TO DO: Copy all entries without alteration and skip the pictures they hold.

Collected data

★ ★ ★ ★ ★ ★ ★

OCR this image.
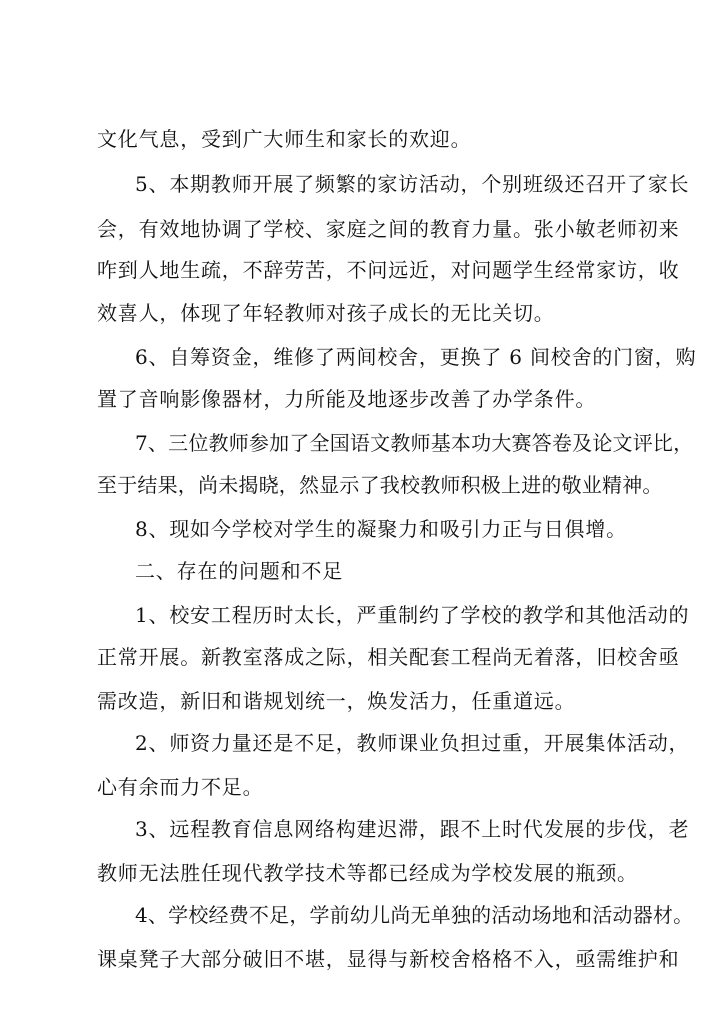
文化气息，受到广大师生和家长的欢迎。
5、本期教师开展了频繁的家访活动，个别班级还召开了家长
会，有效地协调了学校、家庭之间的教育力量。张小敏老师初来
咋到人地生疏，不辞劳苦，不问远近，对问题学生经常家访，收
效喜人，体现了年轻教师对孩子成长的无比关切。
6、自筹资金，维修了两间校舍，更换了 6 间校舍的门窗，购
置了音响影像器材，力所能及地逐步改善了办学条件。
7、三位教师参加了全国语文教师基本功大赛答卷及论文评比，
至于结果，尚未揭晓，然显示了我校教师积极上进的敬业精神。
8、现如今学校对学生的凝聚力和吸引力正与日俱增。
二、存在的问题和不足
1、校安工程历时太长，严重制约了学校的教学和其他活动的
正常开展。新教室落成之际，相关配套工程尚无着落，旧校舍亟
需改造，新旧和谐规划统一，焕发活力，任重道远。
2、师资力量还是不足，教师课业负担过重，开展集体活动，
心有余而力不足。
3、远程教育信息网络构建迟滞，跟不上时代发展的步伐，老
教师无法胜任现代教学技术等都已经成为学校发展的瓶颈。
4、学校经费不足，学前幼儿尚无单独的活动场地和活动器材。
课桌凳子大部分破旧不堪，显得与新校舍格格不入，亟需维护和
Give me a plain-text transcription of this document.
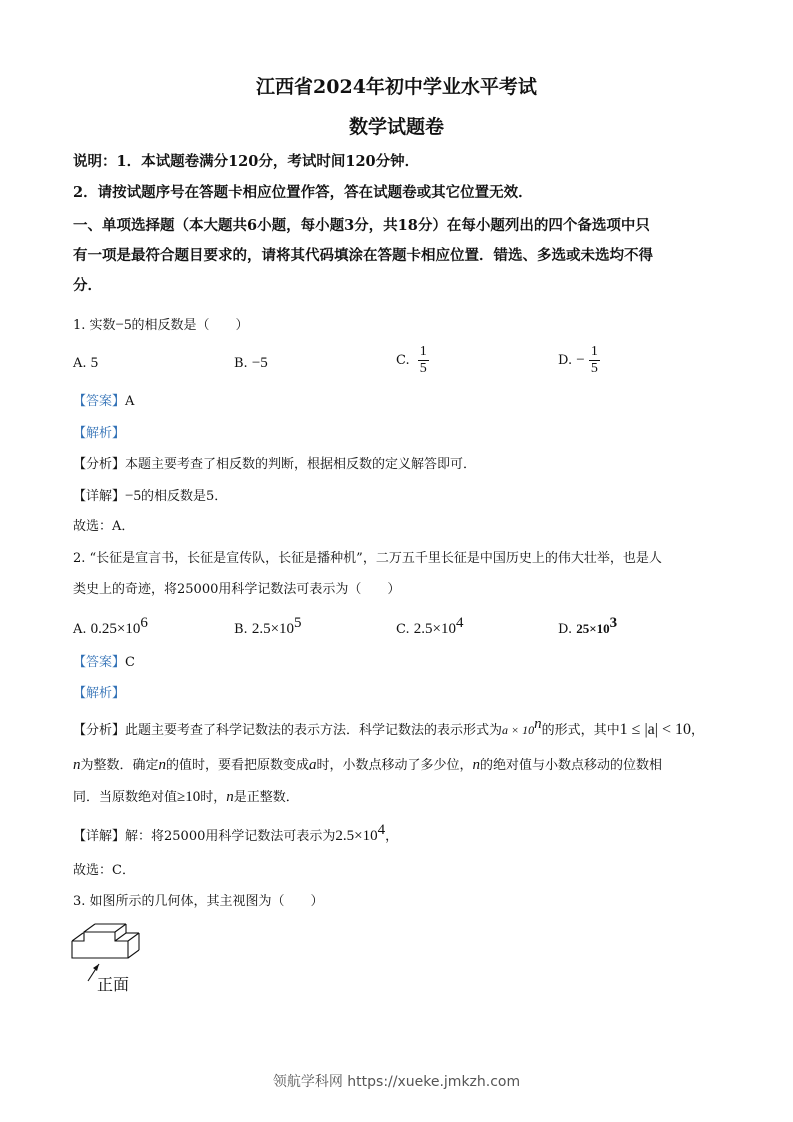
江西省2024年初中学业水平考试
数学试题卷
说明：1．本试题卷满分120分，考试时间120分钟．
2．请按试题序号在答题卡相应位置作答，答在试题卷或其它位置无效．
一、单项选择题（本大题共6小题，每小题3分，共18分）在每小题列出的四个备选项中只
有一项是最符合题目要求的，请将其代码填涂在答题卡相应位置．错选、多选或未选均不得
分．
1. 实数−5的相反数是（　　）
A. 5	B. −5	C. $\frac{1}{5}$	D. − $\frac{1}{5}$
【答案】A
【解析】
【分析】本题主要考查了相反数的判断，根据相反数的定义解答即可．
【详解】−5的相反数是5．
故选：A．
2. “长征是宣言书，长征是宣传队，长征是播种机”，二万五千里长征是中国历史上的伟大壮举，也是人
类史上的奇迹，将25000用科学记数法可表示为（　　）
A. $0.25\times 10^6$	B. $2.5\times 10^5$	C. $2.5\times 10^4$	D. $25\times 10^3$
【答案】C
【解析】
【分析】此题主要考查了科学记数法的表示方法．科学记数法的表示形式为$a \times 10^n$的形式，其中1 ≤ |a| < 10，
n为整数．确定n的值时，要看把原数变成a时，小数点移动了多少位，n的绝对值与小数点移动的位数相
同．当原数绝对值≥10时，n是正整数．
【详解】解：将25000用科学记数法可表示为$2.5\times 10^4$，
故选：C．
3. 如图所示的几何体，其主视图为（　　）
正面
领航学科网 https://xueke.jmkzh.com
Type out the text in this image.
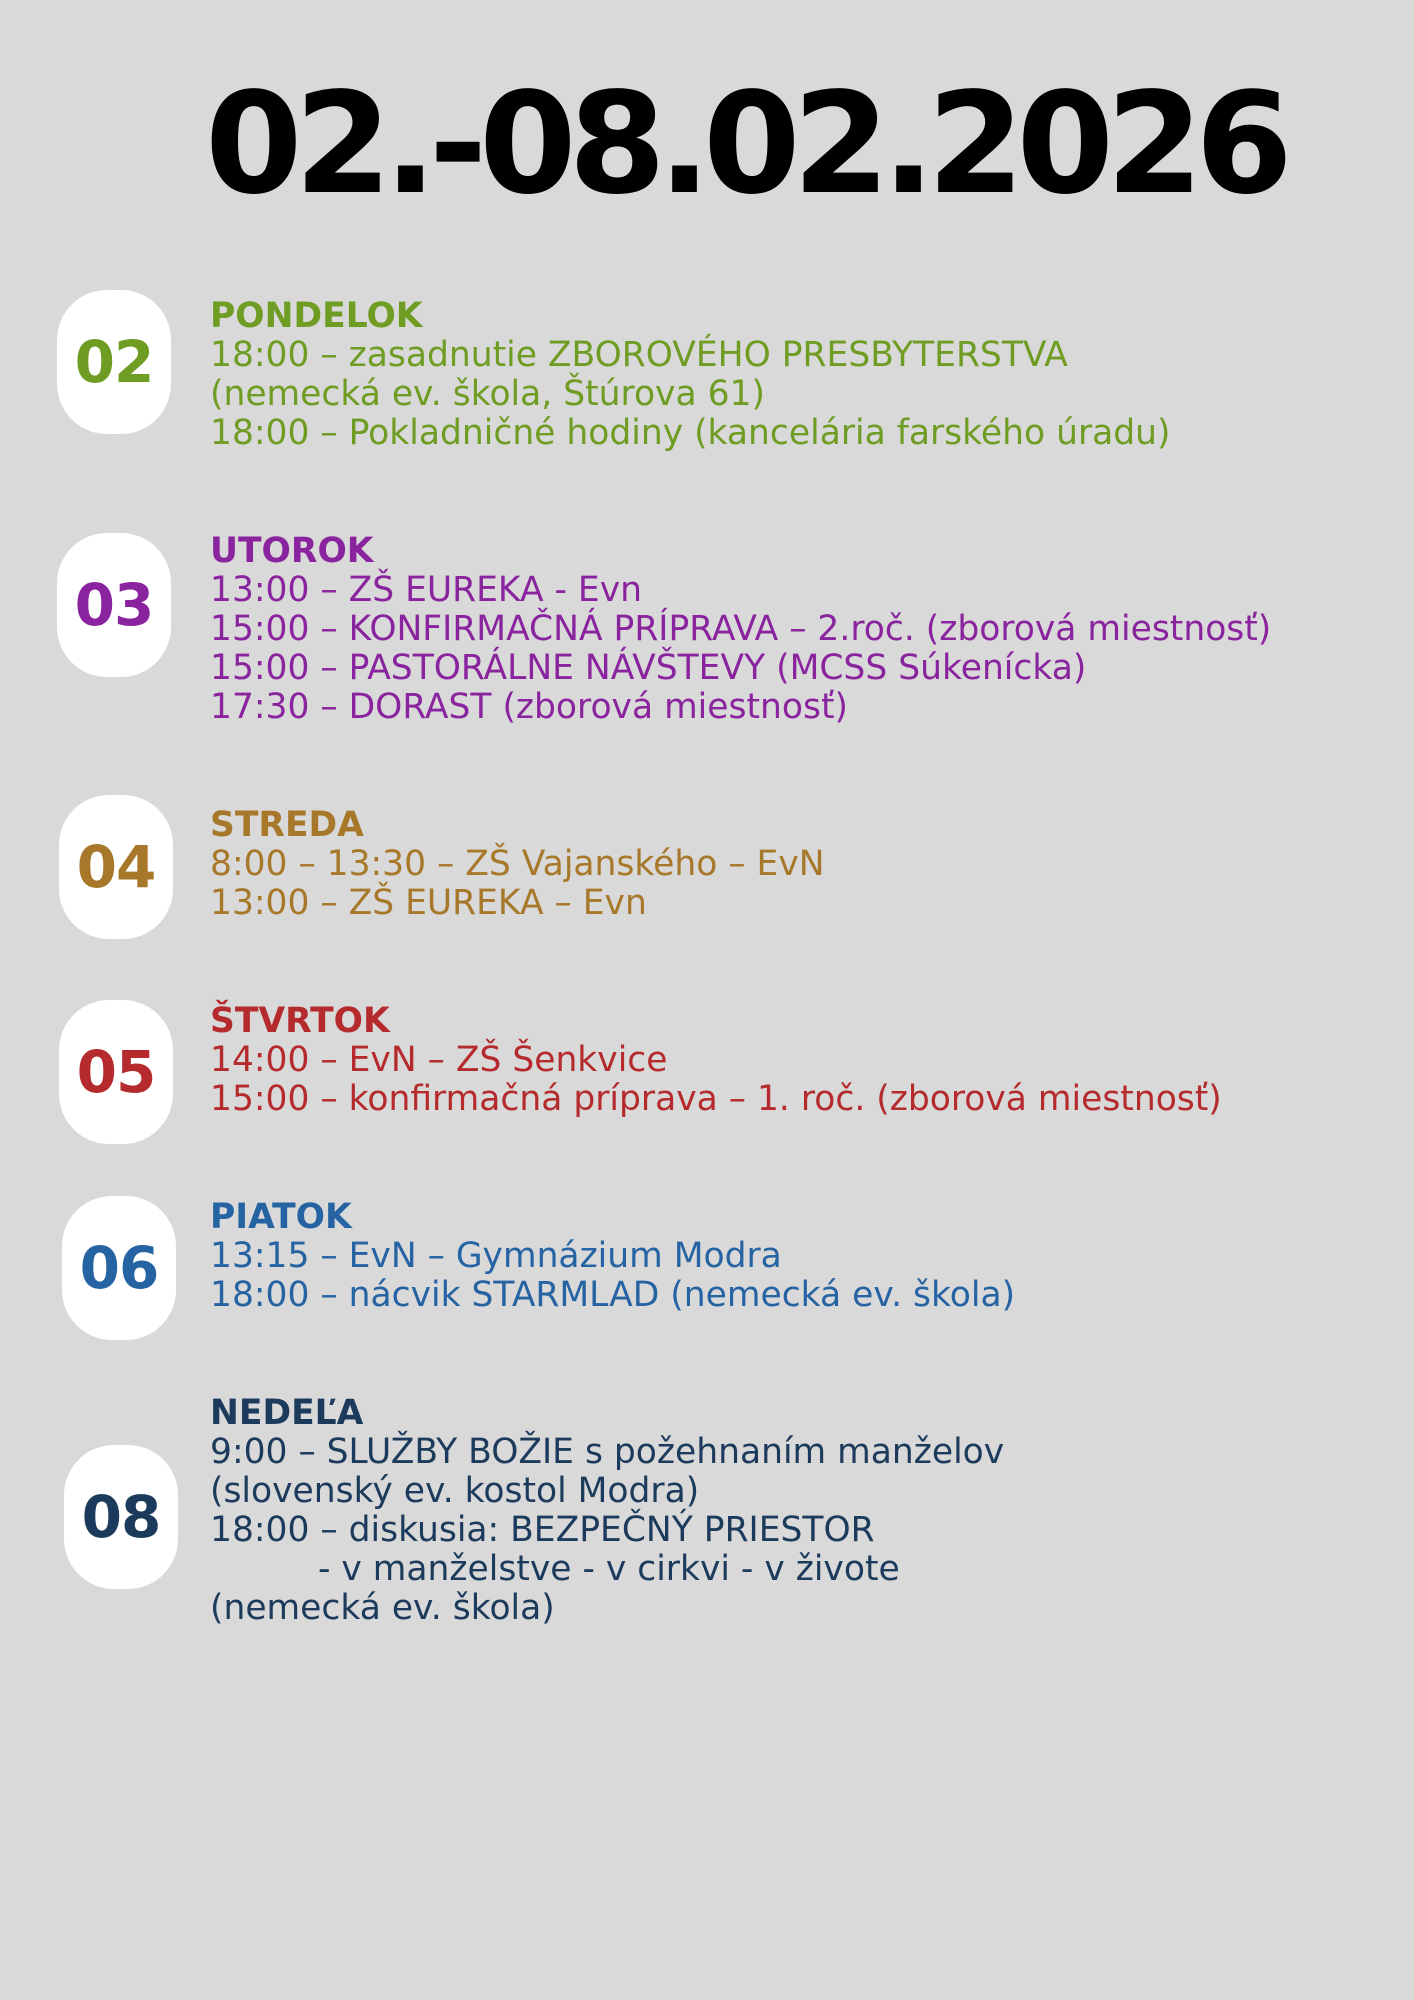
02.-08.02.2026
02
PONDELOK
18:00 – zasadnutie ZBOROVÉHO PRESBYTERSTVA
(nemecká ev. škola, Štúrova 61)
18:00 – Pokladničné hodiny (kancelária farského úradu)
03
UTOROK
13:00 – ZŠ EUREKA - Evn
15:00 – KONFIRMAČNÁ PRÍPRAVA – 2.roč. (zborová miestnosť)
15:00 – PASTORÁLNE NÁVŠTEVY (MCSS Súkenícka)
17:30 – DORAST (zborová miestnosť)
04
STREDA
8:00 – 13:30 – ZŠ Vajanského – EvN
13:00 – ZŠ EUREKA – Evn
05
ŠTVRTOK
14:00 – EvN – ZŠ Šenkvice
15:00 – konfirmačná príprava – 1. roč. (zborová miestnosť)
06
PIATOK
13:15 – EvN – Gymnázium Modra
18:00 – nácvik STARMLAD (nemecká ev. škola)
08
NEDEĽA
9:00 – SLUŽBY BOŽIE s požehnaním manželov
(slovenský ev. kostol Modra)
18:00 – diskusia: BEZPEČNÝ PRIESTOR
- v manželstve - v cirkvi - v živote
(nemecká ev. škola)
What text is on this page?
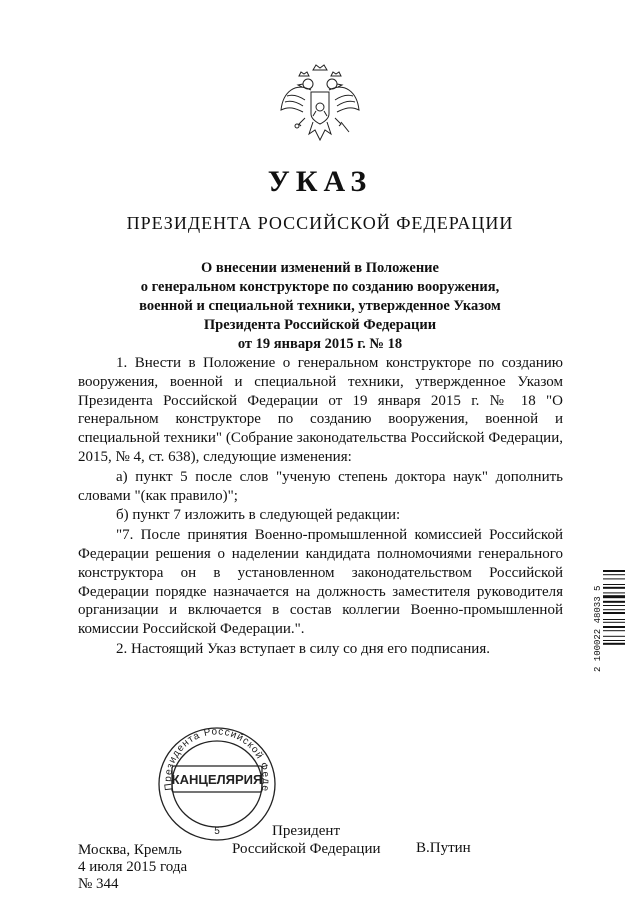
УКАЗ
ПРЕЗИДЕНТА РОССИЙСКОЙ ФЕДЕРАЦИИ
О внесении изменений в Положение
о генеральном конструкторе по созданию вооружения,
военной и специальной техники, утвержденное Указом
Президента Российской Федерации
от 19 января 2015 г. № 18

1. Внести в Положение о генеральном конструкторе по созданию вооружения, военной и специальной техники, утвержденное Указом Президента Российской Федерации от 19 января 2015 г. № 18 "О генеральном конструкторе по созданию вооружения, военной и специальной техники" (Собрание законодательства Российской Федерации, 2015, № 4, ст. 638), следующие изменения:

а) пункт 5 после слов "ученую степень доктора наук" дополнить словами "(как правило)";

б) пункт 7 изложить в следующей редакции:

"7. После принятия Военно-промышленной комиссией Российской Федерации решения о наделении кандидата полномочиями генерального конструктора он в установленном законодательством Российской Федерации порядке назначается на должность заместителя руководителя организации и включается в состав коллегии Военно-промышленной комиссии Российской Федерации.".

2. Настоящий Указ вступает в силу со дня его подписания.

Президента Российской Феде
КАНЦЕЛЯРИЯ
5	Президент
Российской Федерации В.Путин
Москва, Кремль
4 июля 2015 года
№ 344
2 100022 48033 5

★ ★ ★ ★ ★ ★ ★

TASK ANSWER:
OCR this image.
文化气息，受到广大师生和家长的欢迎。
5、本期教师开展了频繁的家访活动，个别班级还召开了家长
会，有效地协调了学校、家庭之间的教育力量。张小敏老师初来
咋到人地生疏，不辞劳苦，不问远近，对问题学生经常家访，收
效喜人，体现了年轻教师对孩子成长的无比关切。
6、自筹资金，维修了两间校舍，更换了 6 间校舍的门窗，购
置了音响影像器材，力所能及地逐步改善了办学条件。
7、三位教师参加了全国语文教师基本功大赛答卷及论文评比，
至于结果，尚未揭晓，然显示了我校教师积极上进的敬业精神。
8、现如今学校对学生的凝聚力和吸引力正与日俱增。
二、存在的问题和不足
1、校安工程历时太长，严重制约了学校的教学和其他活动的
正常开展。新教室落成之际，相关配套工程尚无着落，旧校舍亟
需改造，新旧和谐规划统一，焕发活力，任重道远。
2、师资力量还是不足，教师课业负担过重，开展集体活动，
心有余而力不足。
3、远程教育信息网络构建迟滞，跟不上时代发展的步伐，老
教师无法胜任现代教学技术等都已经成为学校发展的瓶颈。
4、学校经费不足，学前幼儿尚无单独的活动场地和活动器材。
课桌凳子大部分破旧不堪，显得与新校舍格格不入，亟需维护和
Give me a plain-text transcription of this document.
江西省2024年初中学业水平考试
数学试题卷
说明：1．本试题卷满分120分，考试时间120分钟．
2．请按试题序号在答题卡相应位置作答，答在试题卷或其它位置无效．
一、单项选择题（本大题共6小题，每小题3分，共18分）在每小题列出的四个备选项中只
有一项是最符合题目要求的，请将其代码填涂在答题卡相应位置．错选、多选或未选均不得
分．
1. 实数−5的相反数是（　　）
A. 5	B. −5	C. $\frac{1}{5}$	D. − $\frac{1}{5}$
【答案】A
【解析】
【分析】本题主要考查了相反数的判断，根据相反数的定义解答即可．
【详解】−5的相反数是5．
故选：A．
2. “长征是宣言书，长征是宣传队，长征是播种机”，二万五千里长征是中国历史上的伟大壮举，也是人
类史上的奇迹，将25000用科学记数法可表示为（　　）
A. $0.25\times 10^6$	B. $2.5\times 10^5$	C. $2.5\times 10^4$	D. $25\times 10^3$
【答案】C
【解析】
【分析】此题主要考查了科学记数法的表示方法．科学记数法的表示形式为$a \times 10^n$的形式，其中1 ≤ |a| < 10，
n为整数．确定n的值时，要看把原数变成a时，小数点移动了多少位，n的绝对值与小数点移动的位数相
同．当原数绝对值≥10时，n是正整数．
【详解】解：将25000用科学记数法可表示为$2.5\times 10^4$，
故选：C．
3. 如图所示的几何体，其主视图为（　　）
正面
领航学科网 https://xueke.jmkzh.com
Type out the text in this image.
02.-08.02.2026
02
PONDELOK
18:00 – zasadnutie ZBOROVÉHO PRESBYTERSTVA
(nemecká ev. škola, Štúrova 61)
18:00 – Pokladničné hodiny (kancelária farského úradu)
03
UTOROK
13:00 – ZŠ EUREKA - Evn
15:00 – KONFIRMAČNÁ PRÍPRAVA – 2.roč. (zborová miestnosť)
15:00 – PASTORÁLNE NÁVŠTEVY (MCSS Súkenícka)
17:30 – DORAST (zborová miestnosť)
04
STREDA
8:00 – 13:30 – ZŠ Vajanského – EvN
13:00 – ZŠ EUREKA – Evn
05
ŠTVRTOK
14:00 – EvN – ZŠ Šenkvice
15:00 – konfirmačná príprava – 1. roč. (zborová miestnosť)
06
PIATOK
13:15 – EvN – Gymnázium Modra
18:00 – nácvik STARMLAD (nemecká ev. škola)
08
NEDEĽA
9:00 – SLUŽBY BOŽIE s požehnaním manželov
(slovenský ev. kostol Modra)
18:00 – diskusia: BEZPEČNÝ PRIESTOR
- v manželstve - v cirkvi - v živote
(nemecká ev. škola)
What text is on this page?
УКАЗ
ПРЕЗИДЕНТА РОССИЙСКОЙ ФЕДЕРАЦИИ
О внесении изменений в Положение
о генеральном конструкторе по созданию вооружения,
военной и специальной техники, утвержденное Указом
Президента Российской Федерации
от 19 января 2015 г. № 18

1. Внести в Положение о генеральном конструкторе по созданию вооружения, военной и специальной техники, утвержденное Указом Президента Российской Федерации от 19 января 2015 г. № 18 "О генеральном конструкторе по созданию вооружения, военной и специальной техники" (Собрание законодательства Российской Федерации, 2015, № 4, ст. 638), следующие изменения:

а) пункт 5 после слов "ученую степень доктора наук" дополнить словами "(как правило)";

б) пункт 7 изложить в следующей редакции:

"7. После принятия Военно-промышленной комиссией Российской Федерации решения о наделении кандидата полномочиями генерального конструктора он в установленном законодательством Российской Федерации порядке назначается на должность заместителя руководителя организации и включается в состав коллегии Военно-промышленной комиссии Российской Федерации.".

2. Настоящий Указ вступает в силу со дня его подписания.

Президента Российской Феде
КАНЦЕЛЯРИЯ
5	Президент
Российской Федерации В.Путин
Москва, Кремль
4 июля 2015 года
№ 344
2 100022 48033 5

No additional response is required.